"""

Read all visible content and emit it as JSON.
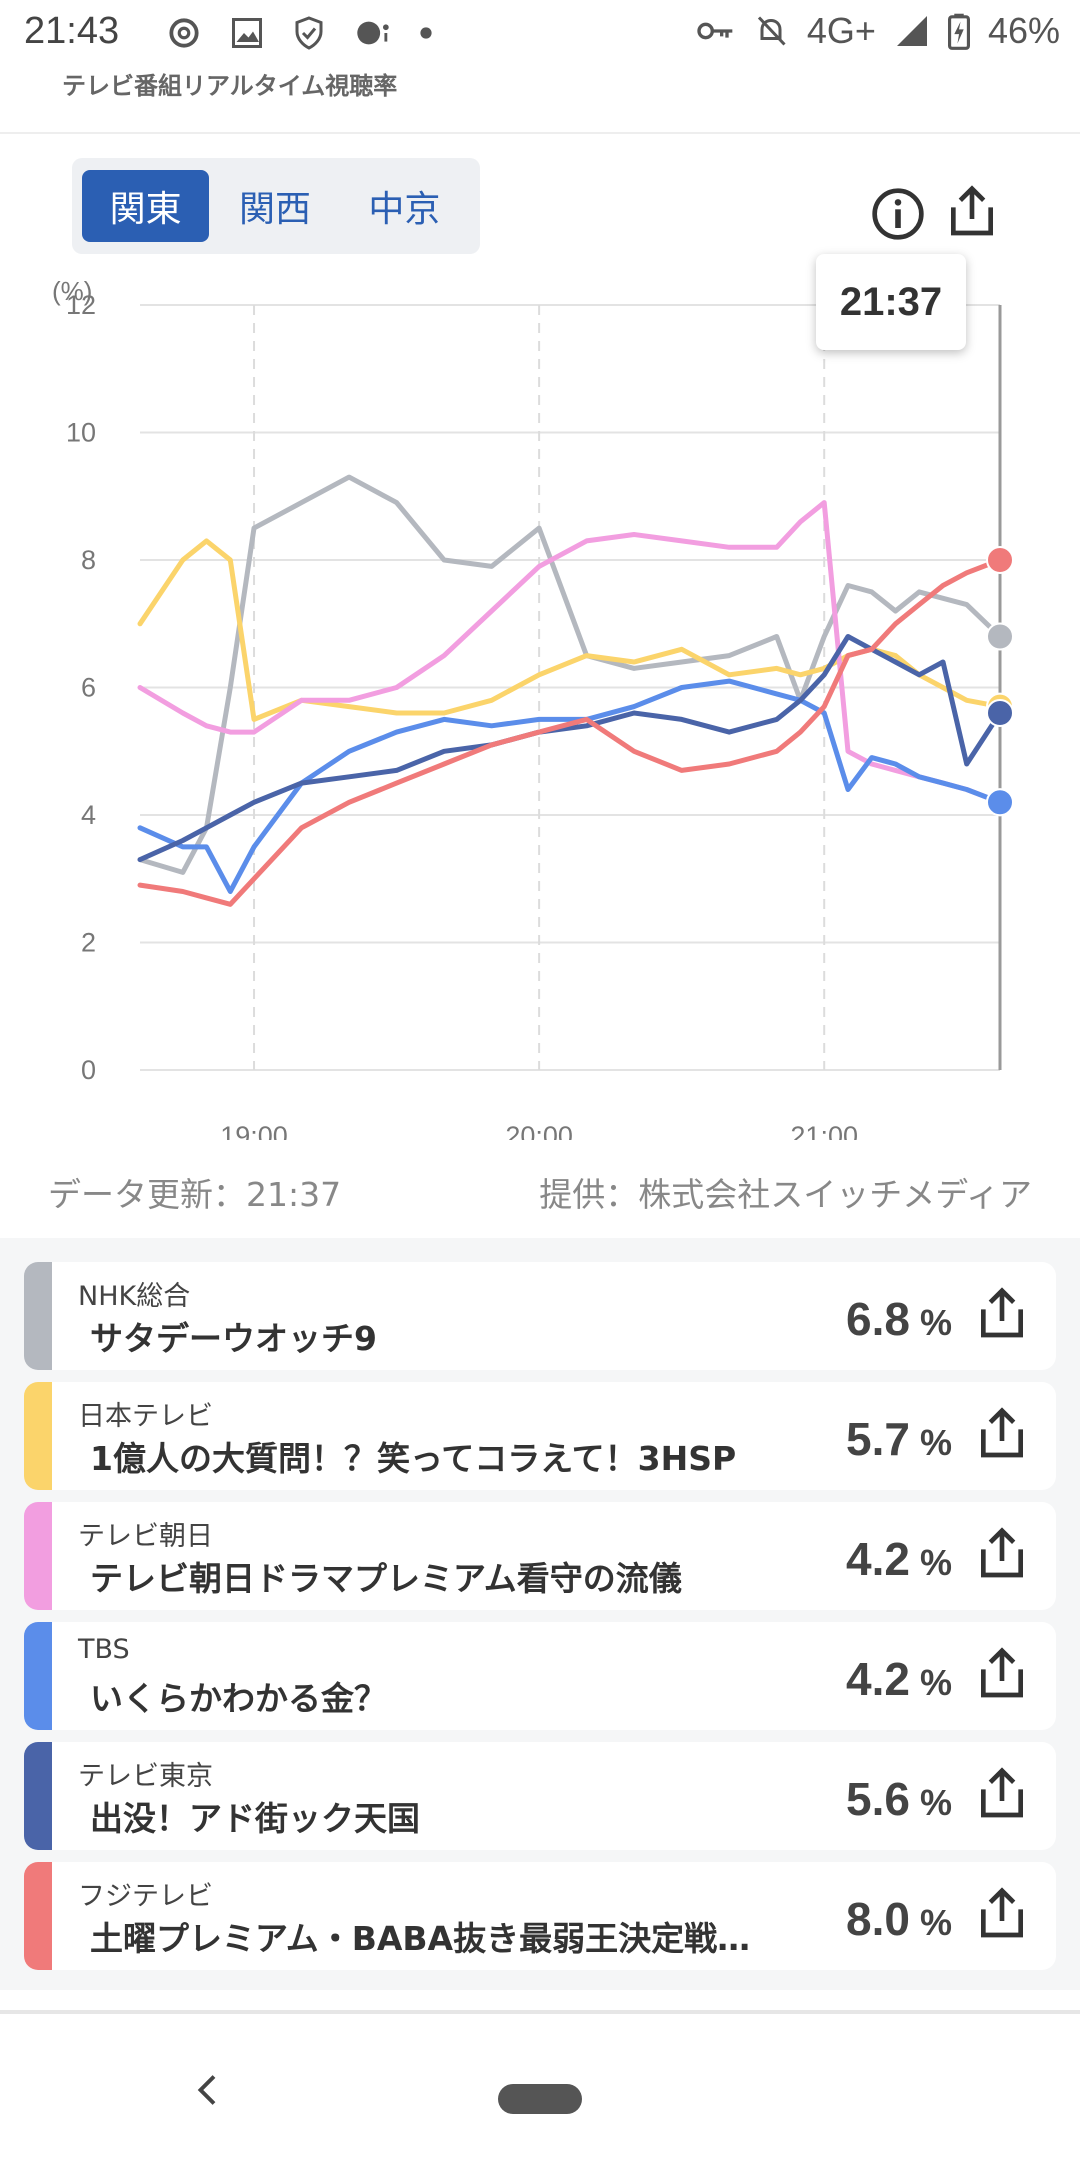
{
  "status_bar": {
    "time": "21:43",
    "network": "4G+",
    "battery": "46%",
    "left_icons": [
      "threads-icon",
      "image-icon",
      "shield-icon",
      "assistant-icon",
      "dot-icon"
    ],
    "right_icons": [
      "vpn-key-icon",
      "bell-off-icon",
      "signal-icon",
      "battery-icon"
    ]
  },
  "app_title": "テレビ番組リアルタイム視聴率",
  "region_tabs": [
    {
      "label": "関東",
      "active": true
    },
    {
      "label": "関西",
      "active": false
    },
    {
      "label": "中京",
      "active": false
    }
  ],
  "icons": {
    "info": "info-icon",
    "share": "share-icon",
    "back": "back-chevron-icon"
  },
  "tooltip_time": "21:37",
  "chart_data": {
    "type": "line",
    "ylabel": "(%)",
    "ylim": [
      0,
      12
    ],
    "yticks": [
      "0",
      "2",
      "4",
      "6",
      "8",
      "10",
      "12"
    ],
    "xlim": [
      "18:36",
      "21:37"
    ],
    "xticks": [
      "19:00",
      "20:00",
      "21:00"
    ],
    "grid": true,
    "marker_time": "21:37",
    "x": [
      "18:36",
      "18:45",
      "18:50",
      "18:55",
      "19:00",
      "19:10",
      "19:20",
      "19:30",
      "19:40",
      "19:50",
      "20:00",
      "20:10",
      "20:20",
      "20:30",
      "20:40",
      "20:50",
      "20:55",
      "21:00",
      "21:05",
      "21:10",
      "21:15",
      "21:20",
      "21:25",
      "21:30",
      "21:37"
    ],
    "series": [
      {
        "name": "NHK総合",
        "color": "#b4b8bf",
        "values": [
          3.3,
          3.1,
          3.8,
          6.0,
          8.5,
          8.9,
          9.3,
          8.9,
          8.0,
          7.9,
          8.5,
          6.5,
          6.3,
          6.4,
          6.5,
          6.8,
          5.8,
          6.8,
          7.6,
          7.5,
          7.2,
          7.5,
          7.4,
          7.3,
          6.8
        ]
      },
      {
        "name": "日本テレビ",
        "color": "#fbd46b",
        "values": [
          7.0,
          8.0,
          8.3,
          8.0,
          5.5,
          5.8,
          5.7,
          5.6,
          5.6,
          5.8,
          6.2,
          6.5,
          6.4,
          6.6,
          6.2,
          6.3,
          6.2,
          6.3,
          6.5,
          6.6,
          6.5,
          6.2,
          6.0,
          5.8,
          5.7
        ]
      },
      {
        "name": "テレビ朝日",
        "color": "#f29ee0",
        "values": [
          6.0,
          5.6,
          5.4,
          5.3,
          5.3,
          5.8,
          5.8,
          6.0,
          6.5,
          7.2,
          7.9,
          8.3,
          8.4,
          8.3,
          8.2,
          8.2,
          8.6,
          8.9,
          5.0,
          4.8,
          4.7,
          4.6,
          4.5,
          4.4,
          4.2
        ]
      },
      {
        "name": "TBS",
        "color": "#5b8dea",
        "values": [
          3.8,
          3.5,
          3.5,
          2.8,
          3.5,
          4.5,
          5.0,
          5.3,
          5.5,
          5.4,
          5.5,
          5.5,
          5.7,
          6.0,
          6.1,
          5.9,
          5.8,
          5.6,
          4.4,
          4.9,
          4.8,
          4.6,
          4.5,
          4.4,
          4.2
        ]
      },
      {
        "name": "テレビ東京",
        "color": "#4a64a8",
        "values": [
          3.3,
          3.6,
          3.8,
          4.0,
          4.2,
          4.5,
          4.6,
          4.7,
          5.0,
          5.1,
          5.3,
          5.4,
          5.6,
          5.5,
          5.3,
          5.5,
          5.8,
          6.2,
          6.8,
          6.6,
          6.4,
          6.2,
          6.4,
          4.8,
          5.6
        ]
      },
      {
        "name": "フジテレビ",
        "color": "#f07a7a",
        "values": [
          2.9,
          2.8,
          2.7,
          2.6,
          3.0,
          3.8,
          4.2,
          4.5,
          4.8,
          5.1,
          5.3,
          5.5,
          5.0,
          4.7,
          4.8,
          5.0,
          5.3,
          5.7,
          6.5,
          6.6,
          7.0,
          7.3,
          7.6,
          7.8,
          8.0
        ]
      }
    ]
  },
  "update_text": "データ更新：21:37",
  "provider_text": "提供：株式会社スイッチメディア",
  "programs": [
    {
      "channel": "NHK総合",
      "title": "サタデーウオッチ9",
      "rating": "6.8",
      "unit": "%",
      "color": "#b4b8bf"
    },
    {
      "channel": "日本テレビ",
      "title": "1億人の大質問！？笑ってコラえて！3HSP",
      "rating": "5.7",
      "unit": "%",
      "color": "#fbd46b"
    },
    {
      "channel": "テレビ朝日",
      "title": "テレビ朝日ドラマプレミアム看守の流儀",
      "rating": "4.2",
      "unit": "%",
      "color": "#f29ee0"
    },
    {
      "channel": "TBS",
      "title": "いくらかわかる金？",
      "rating": "4.2",
      "unit": "%",
      "color": "#5b8dea"
    },
    {
      "channel": "テレビ東京",
      "title": "出没！アド街ック天国",
      "rating": "5.6",
      "unit": "%",
      "color": "#4a64a8"
    },
    {
      "channel": "フジテレビ",
      "title": "土曜プレミアム・BABA抜き最弱王決定戦…",
      "rating": "8.0",
      "unit": "%",
      "color": "#f07a7a"
    }
  ]
}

"""

Task to carry out: Write out each line of the data that holds the string "channel".

Written response:
      "channel": "NHK総合",
      "channel": "日本テレビ",
      "channel": "テレビ朝日",
      "channel": "TBS",
      "channel": "テレビ東京",
      "channel": "フジテレビ",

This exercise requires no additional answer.